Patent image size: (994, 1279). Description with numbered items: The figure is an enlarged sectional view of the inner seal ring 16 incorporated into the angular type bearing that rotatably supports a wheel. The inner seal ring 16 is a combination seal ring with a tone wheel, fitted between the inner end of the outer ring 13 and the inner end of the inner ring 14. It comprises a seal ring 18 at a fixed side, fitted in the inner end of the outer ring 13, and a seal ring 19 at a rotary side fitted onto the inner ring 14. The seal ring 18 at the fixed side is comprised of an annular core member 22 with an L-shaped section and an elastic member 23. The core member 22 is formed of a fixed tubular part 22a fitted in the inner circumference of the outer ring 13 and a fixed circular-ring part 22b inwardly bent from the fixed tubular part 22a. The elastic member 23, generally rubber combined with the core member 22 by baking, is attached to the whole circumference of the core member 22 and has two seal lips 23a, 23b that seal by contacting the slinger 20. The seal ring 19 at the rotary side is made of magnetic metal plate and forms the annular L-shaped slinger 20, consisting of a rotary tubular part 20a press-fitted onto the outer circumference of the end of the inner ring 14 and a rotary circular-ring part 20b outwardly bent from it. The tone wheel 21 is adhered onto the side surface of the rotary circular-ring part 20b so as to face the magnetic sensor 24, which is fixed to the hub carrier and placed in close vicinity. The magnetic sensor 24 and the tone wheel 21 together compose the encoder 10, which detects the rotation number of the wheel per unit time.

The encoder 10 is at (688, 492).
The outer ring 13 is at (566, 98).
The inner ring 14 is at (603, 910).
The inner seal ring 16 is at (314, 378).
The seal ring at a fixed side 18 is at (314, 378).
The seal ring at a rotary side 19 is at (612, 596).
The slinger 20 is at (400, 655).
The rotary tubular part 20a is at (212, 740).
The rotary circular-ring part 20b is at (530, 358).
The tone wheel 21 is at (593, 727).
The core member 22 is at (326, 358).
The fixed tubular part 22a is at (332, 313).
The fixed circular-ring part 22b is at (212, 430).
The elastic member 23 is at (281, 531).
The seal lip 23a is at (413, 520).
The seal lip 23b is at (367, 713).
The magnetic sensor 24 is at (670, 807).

########

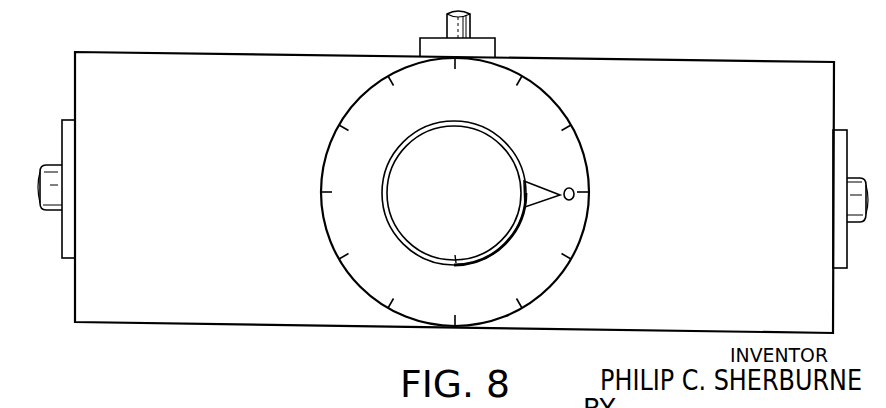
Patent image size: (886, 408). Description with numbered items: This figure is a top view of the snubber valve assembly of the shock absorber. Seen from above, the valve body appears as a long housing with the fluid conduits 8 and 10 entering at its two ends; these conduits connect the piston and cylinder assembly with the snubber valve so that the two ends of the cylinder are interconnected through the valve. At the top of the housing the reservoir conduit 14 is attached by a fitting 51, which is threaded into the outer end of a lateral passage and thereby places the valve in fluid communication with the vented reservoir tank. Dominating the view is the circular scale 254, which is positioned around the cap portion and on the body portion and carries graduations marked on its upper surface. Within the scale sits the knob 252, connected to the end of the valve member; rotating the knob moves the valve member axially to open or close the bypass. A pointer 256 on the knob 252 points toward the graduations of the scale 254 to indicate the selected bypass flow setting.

########

- EXERCISE REQUIREMENTS -
Rewrite the stretch from "Patent image size: (994, 1279)." through "The seal lip 23b is at (367, 713).", putting "angular contact bearing" in place of "angular type bearing" and leaving everything else unchanged.

- RESULT -
Patent image size: (994, 1279). Description with numbered items: The figure is an enlarged sectional view of the inner seal ring 16 incorporated into the angular contact bearing that rotatably supports a wheel. The inner seal ring 16 is a combination seal ring with a tone wheel, fitted between the inner end of the outer ring 13 and the inner end of the inner ring 14. It comprises a seal ring 18 at a fixed side, fitted in the inner end of the outer ring 13, and a seal ring 19 at a rotary side fitted onto the inner ring 14. The seal ring 18 at the fixed side is comprised of an annular core member 22 with an L-shaped section and an elastic member 23. The core member 22 is formed of a fixed tubular part 22a fitted in the inner circumference of the outer ring 13 and a fixed circular-ring part 22b inwardly bent from the fixed tubular part 22a. The elastic member 23, generally rubber combined with the core member 22 by baking, is attached to the whole circumference of the core member 22 and has two seal lips 23a, 23b that seal by contacting the slinger 20. The seal ring 19 at the rotary side is made of magnetic metal plate and forms the annular L-shaped slinger 20, consisting of a rotary tubular part 20a press-fitted onto the outer circumference of the end of the inner ring 14 and a rotary circular-ring part 20b outwardly bent from it. The tone wheel 21 is adhered onto the side surface of the rotary circular-ring part 20b so as to face the magnetic sensor 24, which is fixed to the hub carrier and placed in close vicinity. The magnetic sensor 24 and the tone wheel 21 together compose the encoder 10, which detects the rotation number of the wheel per unit time.

The encoder 10 is at (688, 492).
The outer ring 13 is at (566, 98).
The inner ring 14 is at (603, 910).
The inner seal ring 16 is at (314, 378).
The seal ring at a fixed side 18 is at (314, 378).
The seal ring at a rotary side 19 is at (612, 596).
The slinger 20 is at (400, 655).
The rotary tubular part 20a is at (212, 740).
The rotary circular-ring part 20b is at (530, 358).
The tone wheel 21 is at (593, 727).
The core member 22 is at (326, 358).
The fixed tubular part 22a is at (332, 313).
The fixed circular-ring part 22b is at (212, 430).
The elastic member 23 is at (281, 531).
The seal lip 23a is at (413, 520).
The seal lip 23b is at (367, 713).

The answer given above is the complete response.